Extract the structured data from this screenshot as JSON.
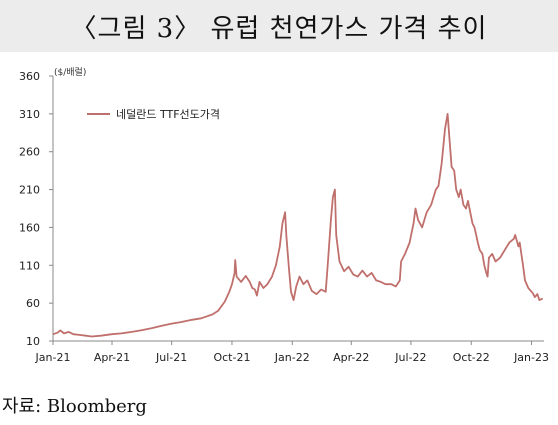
{
  "header": {
    "title": "〈그림 3〉 유럽 천연가스 가격 추이"
  },
  "source": "자료: Bloomberg",
  "colors": {
    "series": "#c0706c",
    "axis": "#888888",
    "title_band": "#ececec"
  },
  "chart_data": {
    "type": "line",
    "title": "〈그림 3〉 유럽 천연가스 가격 추이",
    "ylabel": "($/배럴)",
    "xlabel": "",
    "ylim": [
      10,
      360
    ],
    "yticks": [
      10,
      60,
      110,
      160,
      210,
      260,
      310,
      360
    ],
    "ytick_labels": [
      "10",
      "60",
      "110",
      "160",
      "210",
      "260",
      "310",
      "360"
    ],
    "xticks": [
      "2021-01-01",
      "2021-04-01",
      "2021-07-01",
      "2021-10-01",
      "2022-01-01",
      "2022-04-01",
      "2022-07-01",
      "2022-10-01",
      "2023-01-01"
    ],
    "xtick_labels": [
      "Jan-21",
      "Apr-21",
      "Jul-21",
      "Oct-21",
      "Jan-22",
      "Apr-22",
      "Jul-22",
      "Oct-22",
      "Jan-23"
    ],
    "xlim": [
      "2021-01-01",
      "2023-01-20"
    ],
    "grid": false,
    "legend": "top-left",
    "series": [
      {
        "name": "네덜란드 TTF선도가격",
        "color": "#c0706c",
        "points": [
          [
            "2021-01-01",
            19
          ],
          [
            "2021-01-08",
            21
          ],
          [
            "2021-01-12",
            24
          ],
          [
            "2021-01-18",
            20
          ],
          [
            "2021-01-25",
            22
          ],
          [
            "2021-02-01",
            19
          ],
          [
            "2021-02-10",
            18
          ],
          [
            "2021-02-20",
            17
          ],
          [
            "2021-03-01",
            16
          ],
          [
            "2021-03-15",
            17
          ],
          [
            "2021-04-01",
            19
          ],
          [
            "2021-04-15",
            20
          ],
          [
            "2021-05-01",
            22
          ],
          [
            "2021-05-15",
            24
          ],
          [
            "2021-06-01",
            27
          ],
          [
            "2021-06-15",
            30
          ],
          [
            "2021-07-01",
            33
          ],
          [
            "2021-07-15",
            35
          ],
          [
            "2021-08-01",
            38
          ],
          [
            "2021-08-15",
            40
          ],
          [
            "2021-09-01",
            45
          ],
          [
            "2021-09-10",
            50
          ],
          [
            "2021-09-20",
            62
          ],
          [
            "2021-09-27",
            75
          ],
          [
            "2021-10-01",
            85
          ],
          [
            "2021-10-05",
            100
          ],
          [
            "2021-10-06",
            117
          ],
          [
            "2021-10-08",
            95
          ],
          [
            "2021-10-15",
            88
          ],
          [
            "2021-10-22",
            96
          ],
          [
            "2021-10-28",
            88
          ],
          [
            "2021-11-01",
            80
          ],
          [
            "2021-11-05",
            78
          ],
          [
            "2021-11-08",
            70
          ],
          [
            "2021-11-12",
            88
          ],
          [
            "2021-11-18",
            80
          ],
          [
            "2021-11-24",
            85
          ],
          [
            "2021-12-01",
            95
          ],
          [
            "2021-12-07",
            110
          ],
          [
            "2021-12-13",
            135
          ],
          [
            "2021-12-17",
            165
          ],
          [
            "2021-12-21",
            180
          ],
          [
            "2021-12-23",
            148
          ],
          [
            "2021-12-27",
            105
          ],
          [
            "2021-12-30",
            75
          ],
          [
            "2022-01-03",
            64
          ],
          [
            "2022-01-07",
            82
          ],
          [
            "2022-01-12",
            95
          ],
          [
            "2022-01-18",
            85
          ],
          [
            "2022-01-24",
            90
          ],
          [
            "2022-01-31",
            76
          ],
          [
            "2022-02-07",
            72
          ],
          [
            "2022-02-14",
            78
          ],
          [
            "2022-02-21",
            75
          ],
          [
            "2022-02-24",
            110
          ],
          [
            "2022-03-01",
            170
          ],
          [
            "2022-03-04",
            200
          ],
          [
            "2022-03-07",
            210
          ],
          [
            "2022-03-09",
            150
          ],
          [
            "2022-03-14",
            115
          ],
          [
            "2022-03-21",
            102
          ],
          [
            "2022-03-28",
            108
          ],
          [
            "2022-04-04",
            98
          ],
          [
            "2022-04-11",
            95
          ],
          [
            "2022-04-18",
            103
          ],
          [
            "2022-04-25",
            95
          ],
          [
            "2022-05-02",
            100
          ],
          [
            "2022-05-09",
            90
          ],
          [
            "2022-05-16",
            88
          ],
          [
            "2022-05-23",
            85
          ],
          [
            "2022-06-01",
            85
          ],
          [
            "2022-06-08",
            82
          ],
          [
            "2022-06-14",
            90
          ],
          [
            "2022-06-16",
            115
          ],
          [
            "2022-06-22",
            125
          ],
          [
            "2022-06-29",
            140
          ],
          [
            "2022-07-05",
            165
          ],
          [
            "2022-07-08",
            185
          ],
          [
            "2022-07-12",
            170
          ],
          [
            "2022-07-18",
            160
          ],
          [
            "2022-07-25",
            180
          ],
          [
            "2022-08-01",
            190
          ],
          [
            "2022-08-08",
            210
          ],
          [
            "2022-08-12",
            215
          ],
          [
            "2022-08-17",
            245
          ],
          [
            "2022-08-22",
            290
          ],
          [
            "2022-08-26",
            310
          ],
          [
            "2022-08-29",
            275
          ],
          [
            "2022-09-01",
            240
          ],
          [
            "2022-09-05",
            235
          ],
          [
            "2022-09-08",
            210
          ],
          [
            "2022-09-12",
            200
          ],
          [
            "2022-09-15",
            210
          ],
          [
            "2022-09-19",
            190
          ],
          [
            "2022-09-23",
            185
          ],
          [
            "2022-09-26",
            195
          ],
          [
            "2022-10-03",
            165
          ],
          [
            "2022-10-06",
            160
          ],
          [
            "2022-10-11",
            140
          ],
          [
            "2022-10-14",
            130
          ],
          [
            "2022-10-18",
            125
          ],
          [
            "2022-10-21",
            110
          ],
          [
            "2022-10-24",
            100
          ],
          [
            "2022-10-26",
            95
          ],
          [
            "2022-10-28",
            120
          ],
          [
            "2022-11-02",
            125
          ],
          [
            "2022-11-07",
            115
          ],
          [
            "2022-11-14",
            120
          ],
          [
            "2022-11-21",
            130
          ],
          [
            "2022-11-28",
            140
          ],
          [
            "2022-12-05",
            145
          ],
          [
            "2022-12-07",
            150
          ],
          [
            "2022-12-12",
            135
          ],
          [
            "2022-12-14",
            140
          ],
          [
            "2022-12-19",
            110
          ],
          [
            "2022-12-22",
            90
          ],
          [
            "2022-12-27",
            80
          ],
          [
            "2023-01-03",
            73
          ],
          [
            "2023-01-06",
            68
          ],
          [
            "2023-01-10",
            72
          ],
          [
            "2023-01-13",
            64
          ],
          [
            "2023-01-18",
            66
          ]
        ]
      }
    ]
  }
}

GOAL OF THE EXERCISE: Find each line holding "천연가스". Copy it out.

RESULT FOR THIS TASK:
    "title": "〈그림 3〉 유럽 천연가스 가격 추이"
    "title": "〈그림 3〉 유럽 천연가스 가격 추이",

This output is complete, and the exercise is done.